### [PROBLEM TO SOLVE]
Pick every line from the data that holds the word "page".

+---+

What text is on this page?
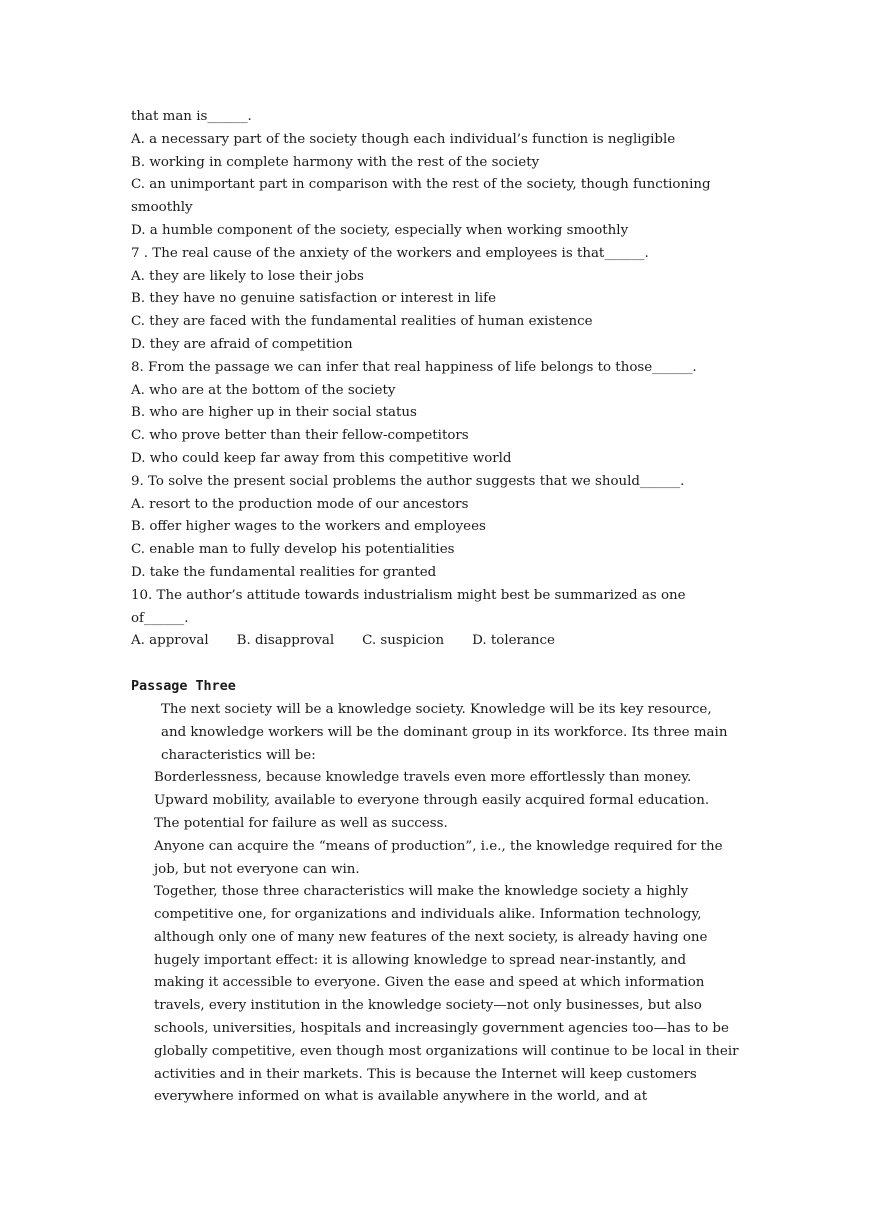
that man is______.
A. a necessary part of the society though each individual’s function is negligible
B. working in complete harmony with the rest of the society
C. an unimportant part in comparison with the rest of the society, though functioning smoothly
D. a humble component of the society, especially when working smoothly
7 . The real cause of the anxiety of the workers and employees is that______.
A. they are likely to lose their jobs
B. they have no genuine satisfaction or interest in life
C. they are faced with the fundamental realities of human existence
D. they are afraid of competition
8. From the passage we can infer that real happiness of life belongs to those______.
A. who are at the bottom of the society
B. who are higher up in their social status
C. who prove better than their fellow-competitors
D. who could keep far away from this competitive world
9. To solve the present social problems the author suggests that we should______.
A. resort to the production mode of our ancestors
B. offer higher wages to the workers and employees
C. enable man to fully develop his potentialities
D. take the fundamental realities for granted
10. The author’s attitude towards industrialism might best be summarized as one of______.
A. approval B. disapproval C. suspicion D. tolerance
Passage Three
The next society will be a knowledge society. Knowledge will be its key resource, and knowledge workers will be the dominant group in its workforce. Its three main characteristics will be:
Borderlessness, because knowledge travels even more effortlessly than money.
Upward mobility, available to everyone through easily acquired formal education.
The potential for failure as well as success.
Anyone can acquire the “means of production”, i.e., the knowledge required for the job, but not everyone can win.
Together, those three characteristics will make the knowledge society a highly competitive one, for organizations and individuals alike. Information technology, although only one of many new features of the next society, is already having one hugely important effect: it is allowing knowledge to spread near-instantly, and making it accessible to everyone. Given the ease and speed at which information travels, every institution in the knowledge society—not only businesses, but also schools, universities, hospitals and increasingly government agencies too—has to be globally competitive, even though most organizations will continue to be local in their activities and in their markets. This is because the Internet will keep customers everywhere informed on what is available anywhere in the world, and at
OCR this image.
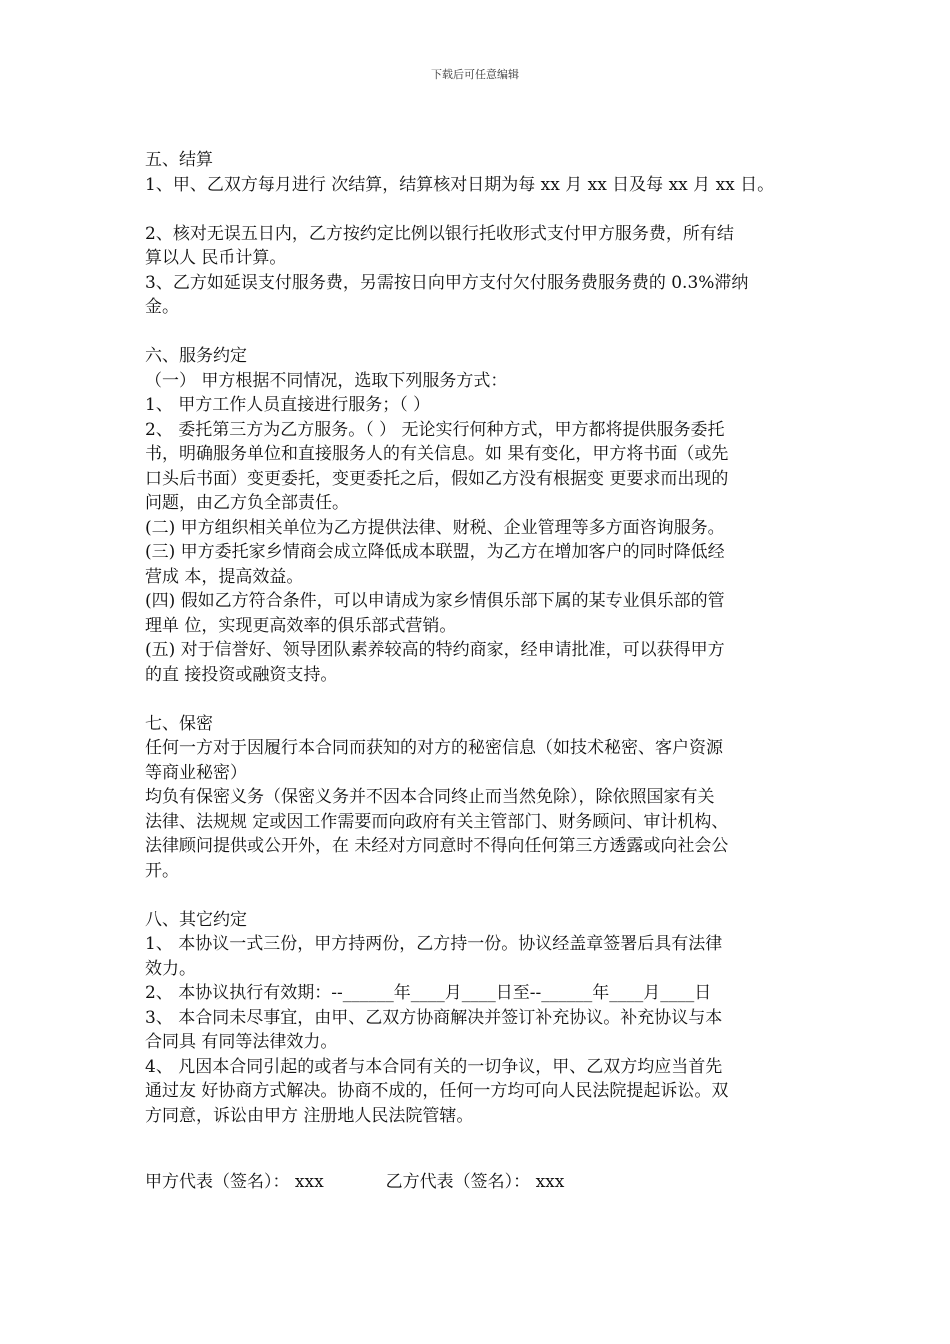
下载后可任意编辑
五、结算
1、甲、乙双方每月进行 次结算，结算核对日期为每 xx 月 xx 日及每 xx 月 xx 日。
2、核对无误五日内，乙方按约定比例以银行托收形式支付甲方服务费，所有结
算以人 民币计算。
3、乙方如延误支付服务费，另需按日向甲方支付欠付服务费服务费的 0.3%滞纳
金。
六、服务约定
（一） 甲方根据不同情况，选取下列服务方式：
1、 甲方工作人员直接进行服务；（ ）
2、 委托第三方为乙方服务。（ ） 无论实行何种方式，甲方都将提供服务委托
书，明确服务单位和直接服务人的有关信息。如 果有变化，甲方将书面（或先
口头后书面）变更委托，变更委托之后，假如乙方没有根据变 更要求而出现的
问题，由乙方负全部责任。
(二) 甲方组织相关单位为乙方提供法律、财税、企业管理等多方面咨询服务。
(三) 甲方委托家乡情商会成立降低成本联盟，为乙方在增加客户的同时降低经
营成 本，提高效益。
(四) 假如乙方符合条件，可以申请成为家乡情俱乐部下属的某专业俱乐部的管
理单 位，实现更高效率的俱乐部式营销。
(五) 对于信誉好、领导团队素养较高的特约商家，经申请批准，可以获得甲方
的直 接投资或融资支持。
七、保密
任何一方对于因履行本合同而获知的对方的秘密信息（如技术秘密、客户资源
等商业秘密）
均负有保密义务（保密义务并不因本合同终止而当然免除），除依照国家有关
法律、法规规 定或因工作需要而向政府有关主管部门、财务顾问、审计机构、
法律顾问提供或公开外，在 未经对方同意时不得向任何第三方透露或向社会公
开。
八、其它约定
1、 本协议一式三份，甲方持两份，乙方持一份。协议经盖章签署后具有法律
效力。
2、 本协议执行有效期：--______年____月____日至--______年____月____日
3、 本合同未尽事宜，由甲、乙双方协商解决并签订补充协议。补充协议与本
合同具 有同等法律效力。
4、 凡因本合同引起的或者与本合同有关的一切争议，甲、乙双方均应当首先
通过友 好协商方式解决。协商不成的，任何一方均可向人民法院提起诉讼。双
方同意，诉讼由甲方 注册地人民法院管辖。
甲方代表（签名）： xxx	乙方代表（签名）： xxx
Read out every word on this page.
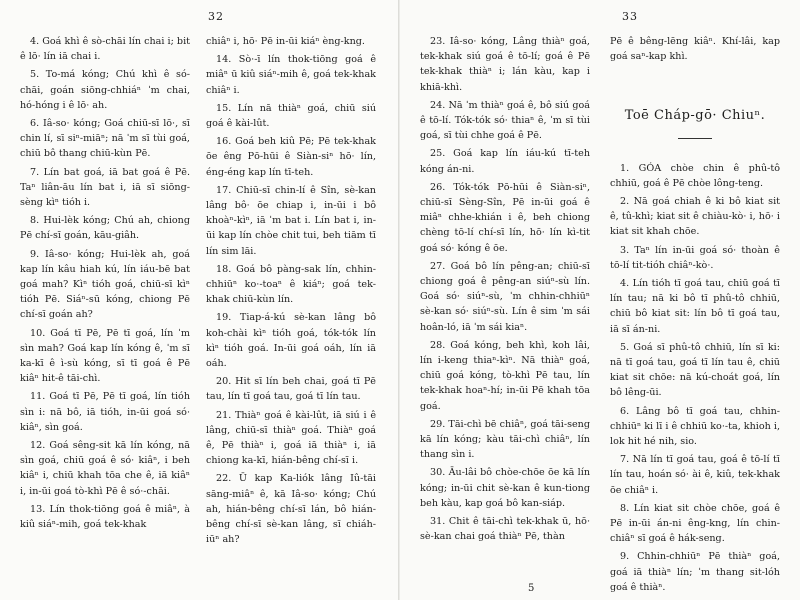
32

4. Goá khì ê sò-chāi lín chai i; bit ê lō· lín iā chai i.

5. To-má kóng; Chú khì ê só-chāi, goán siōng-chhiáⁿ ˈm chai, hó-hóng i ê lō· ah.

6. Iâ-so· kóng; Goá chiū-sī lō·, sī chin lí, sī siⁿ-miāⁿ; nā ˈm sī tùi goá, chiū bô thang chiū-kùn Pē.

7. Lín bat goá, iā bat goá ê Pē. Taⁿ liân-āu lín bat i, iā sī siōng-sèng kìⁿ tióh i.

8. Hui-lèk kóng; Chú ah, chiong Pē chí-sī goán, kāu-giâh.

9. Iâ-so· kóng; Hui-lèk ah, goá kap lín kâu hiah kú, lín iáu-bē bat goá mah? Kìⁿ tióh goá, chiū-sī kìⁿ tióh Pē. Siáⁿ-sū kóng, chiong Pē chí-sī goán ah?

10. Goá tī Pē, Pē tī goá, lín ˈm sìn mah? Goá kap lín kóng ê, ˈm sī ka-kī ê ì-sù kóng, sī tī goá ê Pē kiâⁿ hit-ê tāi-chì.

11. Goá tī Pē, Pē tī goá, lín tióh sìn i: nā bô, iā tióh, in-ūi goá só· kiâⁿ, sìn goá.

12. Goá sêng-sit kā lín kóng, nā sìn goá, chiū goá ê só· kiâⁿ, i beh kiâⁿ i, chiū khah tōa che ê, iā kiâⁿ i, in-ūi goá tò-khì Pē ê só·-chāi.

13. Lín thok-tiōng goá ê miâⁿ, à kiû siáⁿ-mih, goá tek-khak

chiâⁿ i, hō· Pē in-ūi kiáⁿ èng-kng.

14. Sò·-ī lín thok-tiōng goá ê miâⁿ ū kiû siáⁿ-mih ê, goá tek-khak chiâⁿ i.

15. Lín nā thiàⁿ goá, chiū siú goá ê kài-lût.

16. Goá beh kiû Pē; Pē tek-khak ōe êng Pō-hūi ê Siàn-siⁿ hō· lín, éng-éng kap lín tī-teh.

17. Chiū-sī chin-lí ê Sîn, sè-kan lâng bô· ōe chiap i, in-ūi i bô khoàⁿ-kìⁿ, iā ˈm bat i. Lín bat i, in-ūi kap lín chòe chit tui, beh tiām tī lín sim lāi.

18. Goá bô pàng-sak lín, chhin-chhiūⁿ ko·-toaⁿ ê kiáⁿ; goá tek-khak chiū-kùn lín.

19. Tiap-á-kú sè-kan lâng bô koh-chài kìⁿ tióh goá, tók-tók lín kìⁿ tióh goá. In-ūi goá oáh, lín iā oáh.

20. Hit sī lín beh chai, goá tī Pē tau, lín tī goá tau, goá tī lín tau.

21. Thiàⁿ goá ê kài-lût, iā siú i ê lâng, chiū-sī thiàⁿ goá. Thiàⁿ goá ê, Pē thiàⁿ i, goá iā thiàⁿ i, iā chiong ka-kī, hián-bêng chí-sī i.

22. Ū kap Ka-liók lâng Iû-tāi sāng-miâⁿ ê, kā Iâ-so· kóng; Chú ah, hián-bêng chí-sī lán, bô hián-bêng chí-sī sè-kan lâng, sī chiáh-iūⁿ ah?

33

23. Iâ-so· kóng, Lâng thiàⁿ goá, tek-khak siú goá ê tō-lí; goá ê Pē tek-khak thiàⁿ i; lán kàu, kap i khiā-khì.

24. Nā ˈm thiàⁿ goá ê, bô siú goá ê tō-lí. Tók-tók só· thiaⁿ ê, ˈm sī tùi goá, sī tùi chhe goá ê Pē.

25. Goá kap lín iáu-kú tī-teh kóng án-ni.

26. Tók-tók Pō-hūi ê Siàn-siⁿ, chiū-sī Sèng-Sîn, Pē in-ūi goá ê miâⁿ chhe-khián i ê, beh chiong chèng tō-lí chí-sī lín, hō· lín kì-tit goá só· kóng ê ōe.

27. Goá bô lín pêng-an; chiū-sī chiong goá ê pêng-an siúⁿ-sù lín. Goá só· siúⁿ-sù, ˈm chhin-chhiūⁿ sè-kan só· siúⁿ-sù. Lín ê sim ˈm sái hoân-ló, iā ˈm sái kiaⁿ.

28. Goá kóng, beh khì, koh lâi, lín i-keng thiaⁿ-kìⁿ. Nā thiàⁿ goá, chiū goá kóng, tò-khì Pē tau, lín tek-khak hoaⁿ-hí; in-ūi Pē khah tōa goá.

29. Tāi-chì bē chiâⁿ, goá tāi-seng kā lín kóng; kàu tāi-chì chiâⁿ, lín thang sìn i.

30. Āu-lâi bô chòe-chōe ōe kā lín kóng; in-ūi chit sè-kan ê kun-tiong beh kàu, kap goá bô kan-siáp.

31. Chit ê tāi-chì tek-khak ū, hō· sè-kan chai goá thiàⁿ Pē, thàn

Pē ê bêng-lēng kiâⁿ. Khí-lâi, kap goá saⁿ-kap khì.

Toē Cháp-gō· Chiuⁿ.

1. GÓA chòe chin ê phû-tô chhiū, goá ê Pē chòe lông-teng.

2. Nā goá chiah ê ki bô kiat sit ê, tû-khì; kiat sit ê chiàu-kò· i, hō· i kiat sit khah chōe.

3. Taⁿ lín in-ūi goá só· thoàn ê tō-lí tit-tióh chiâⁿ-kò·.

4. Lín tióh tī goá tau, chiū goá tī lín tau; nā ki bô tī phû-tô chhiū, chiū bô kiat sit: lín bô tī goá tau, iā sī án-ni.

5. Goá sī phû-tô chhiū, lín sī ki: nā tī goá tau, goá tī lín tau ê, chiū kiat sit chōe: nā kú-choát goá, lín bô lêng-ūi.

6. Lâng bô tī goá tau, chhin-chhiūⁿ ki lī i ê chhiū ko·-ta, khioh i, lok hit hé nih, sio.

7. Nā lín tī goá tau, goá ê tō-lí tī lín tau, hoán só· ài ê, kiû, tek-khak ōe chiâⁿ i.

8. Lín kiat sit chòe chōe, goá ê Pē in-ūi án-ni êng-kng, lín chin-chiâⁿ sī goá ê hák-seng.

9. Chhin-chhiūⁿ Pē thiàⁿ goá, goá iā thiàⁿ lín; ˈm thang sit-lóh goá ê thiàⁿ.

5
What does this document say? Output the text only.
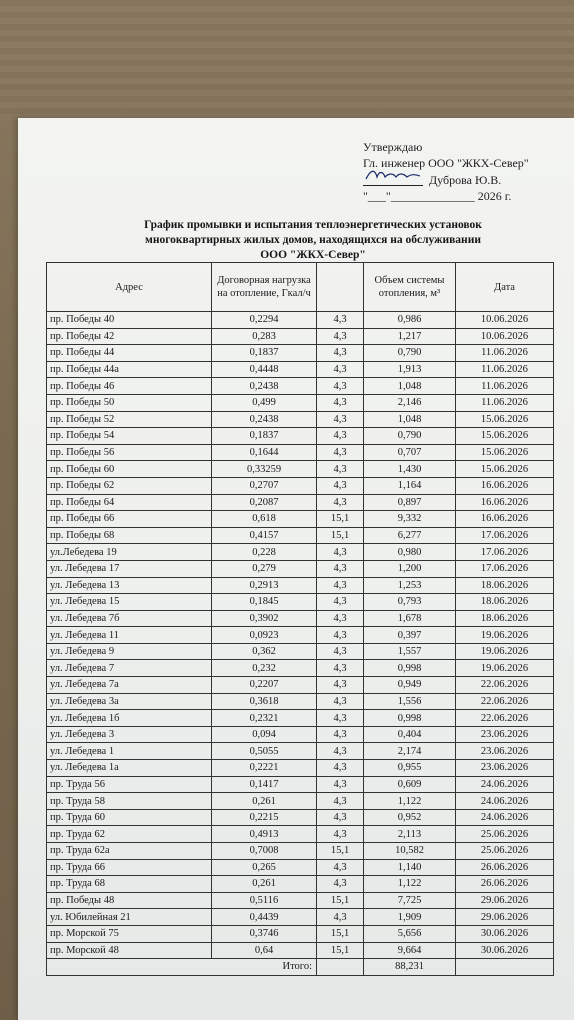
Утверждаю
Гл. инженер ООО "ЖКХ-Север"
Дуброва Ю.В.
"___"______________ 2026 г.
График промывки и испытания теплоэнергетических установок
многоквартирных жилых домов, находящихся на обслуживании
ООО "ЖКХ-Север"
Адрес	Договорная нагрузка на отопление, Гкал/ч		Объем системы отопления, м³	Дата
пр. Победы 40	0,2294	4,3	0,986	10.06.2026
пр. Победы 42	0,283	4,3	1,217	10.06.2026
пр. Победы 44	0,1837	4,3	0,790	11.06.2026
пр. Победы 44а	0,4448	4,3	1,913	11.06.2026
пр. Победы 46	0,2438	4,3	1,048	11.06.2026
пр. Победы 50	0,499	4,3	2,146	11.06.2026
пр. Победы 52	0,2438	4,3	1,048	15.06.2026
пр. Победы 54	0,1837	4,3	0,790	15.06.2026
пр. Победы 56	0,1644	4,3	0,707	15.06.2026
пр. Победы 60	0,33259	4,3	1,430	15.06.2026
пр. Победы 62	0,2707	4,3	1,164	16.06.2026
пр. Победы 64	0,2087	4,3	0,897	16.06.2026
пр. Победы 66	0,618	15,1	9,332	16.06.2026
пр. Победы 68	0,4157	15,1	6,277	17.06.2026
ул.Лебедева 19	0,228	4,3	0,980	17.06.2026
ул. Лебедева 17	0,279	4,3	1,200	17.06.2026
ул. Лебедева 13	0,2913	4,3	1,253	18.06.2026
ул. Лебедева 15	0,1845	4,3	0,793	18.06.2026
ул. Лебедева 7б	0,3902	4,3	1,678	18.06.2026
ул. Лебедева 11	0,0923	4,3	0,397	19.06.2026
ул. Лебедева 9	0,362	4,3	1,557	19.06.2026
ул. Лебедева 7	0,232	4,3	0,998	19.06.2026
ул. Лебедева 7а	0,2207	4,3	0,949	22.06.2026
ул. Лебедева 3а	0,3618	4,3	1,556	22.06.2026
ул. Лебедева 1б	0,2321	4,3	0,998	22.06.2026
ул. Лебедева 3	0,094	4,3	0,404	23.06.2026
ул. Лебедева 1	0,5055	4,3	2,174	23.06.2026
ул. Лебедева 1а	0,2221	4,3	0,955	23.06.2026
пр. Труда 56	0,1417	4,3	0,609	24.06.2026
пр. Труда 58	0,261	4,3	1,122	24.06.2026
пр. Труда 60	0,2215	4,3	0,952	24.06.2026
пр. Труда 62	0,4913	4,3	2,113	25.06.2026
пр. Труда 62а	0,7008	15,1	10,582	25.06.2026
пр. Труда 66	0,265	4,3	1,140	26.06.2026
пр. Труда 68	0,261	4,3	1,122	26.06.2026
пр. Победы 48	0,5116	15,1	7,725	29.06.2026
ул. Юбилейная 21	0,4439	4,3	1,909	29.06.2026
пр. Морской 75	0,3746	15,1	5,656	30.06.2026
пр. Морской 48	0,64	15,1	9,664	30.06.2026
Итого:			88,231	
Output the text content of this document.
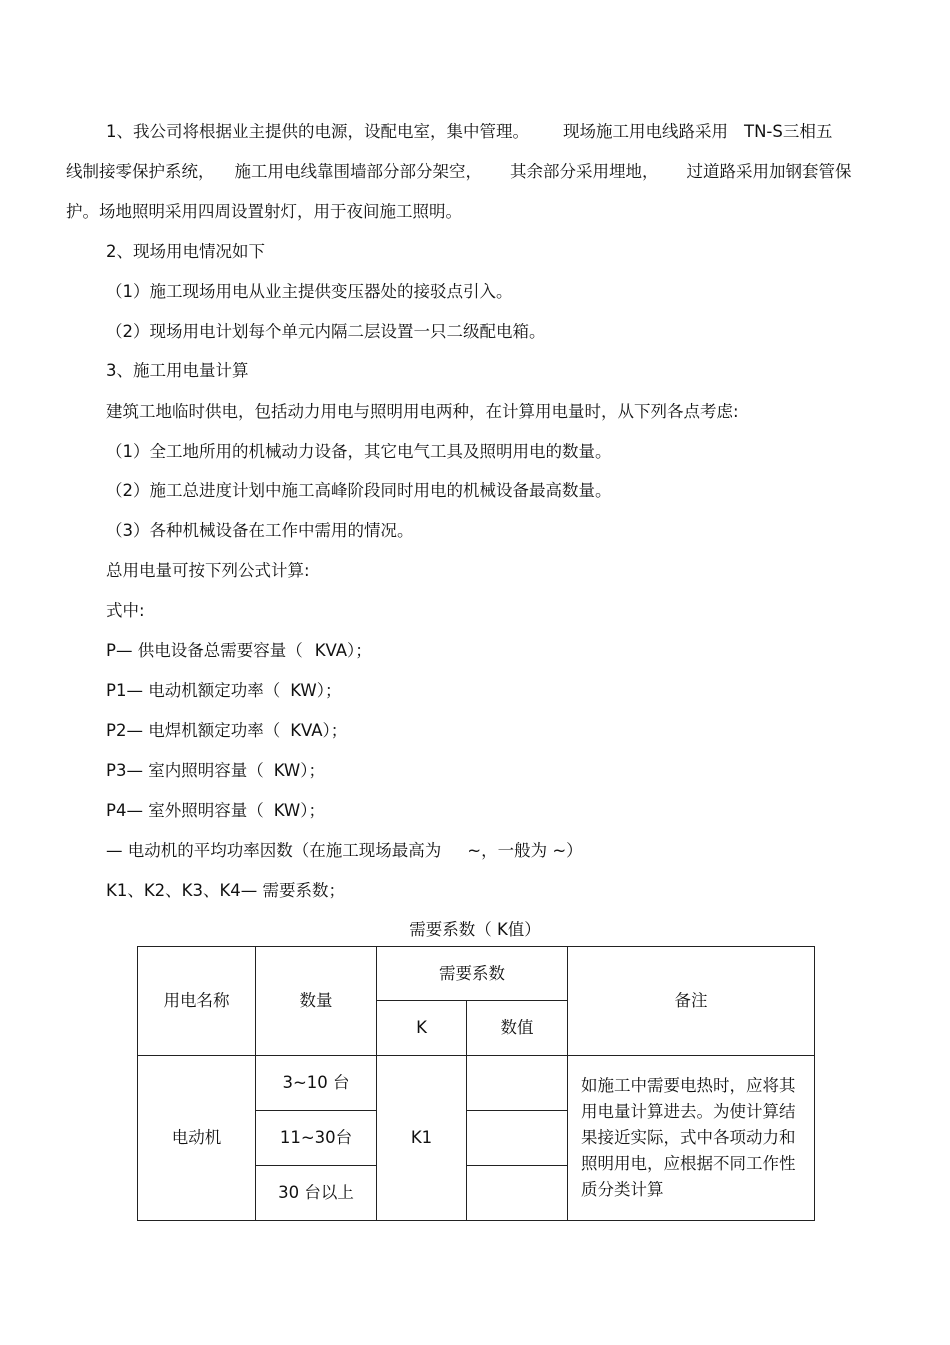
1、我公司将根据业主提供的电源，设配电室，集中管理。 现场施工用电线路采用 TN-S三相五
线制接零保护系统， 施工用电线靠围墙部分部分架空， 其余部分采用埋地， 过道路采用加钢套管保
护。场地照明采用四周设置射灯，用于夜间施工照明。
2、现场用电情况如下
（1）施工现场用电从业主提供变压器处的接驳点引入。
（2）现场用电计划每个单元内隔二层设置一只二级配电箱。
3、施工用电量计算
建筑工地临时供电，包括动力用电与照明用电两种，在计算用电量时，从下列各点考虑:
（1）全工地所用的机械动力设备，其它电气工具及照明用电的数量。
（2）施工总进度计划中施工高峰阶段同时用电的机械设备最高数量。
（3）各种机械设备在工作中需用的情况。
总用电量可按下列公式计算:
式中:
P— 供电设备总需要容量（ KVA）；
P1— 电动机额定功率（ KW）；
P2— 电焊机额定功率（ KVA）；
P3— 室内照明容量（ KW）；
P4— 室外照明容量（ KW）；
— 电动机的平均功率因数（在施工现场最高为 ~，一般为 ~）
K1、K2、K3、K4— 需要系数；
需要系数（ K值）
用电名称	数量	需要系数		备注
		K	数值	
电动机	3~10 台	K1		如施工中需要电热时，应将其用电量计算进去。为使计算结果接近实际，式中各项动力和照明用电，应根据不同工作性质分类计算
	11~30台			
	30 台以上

+---+

### [RESULT FOR THIS TASK]
What text is on this page?
Read out every word on this page.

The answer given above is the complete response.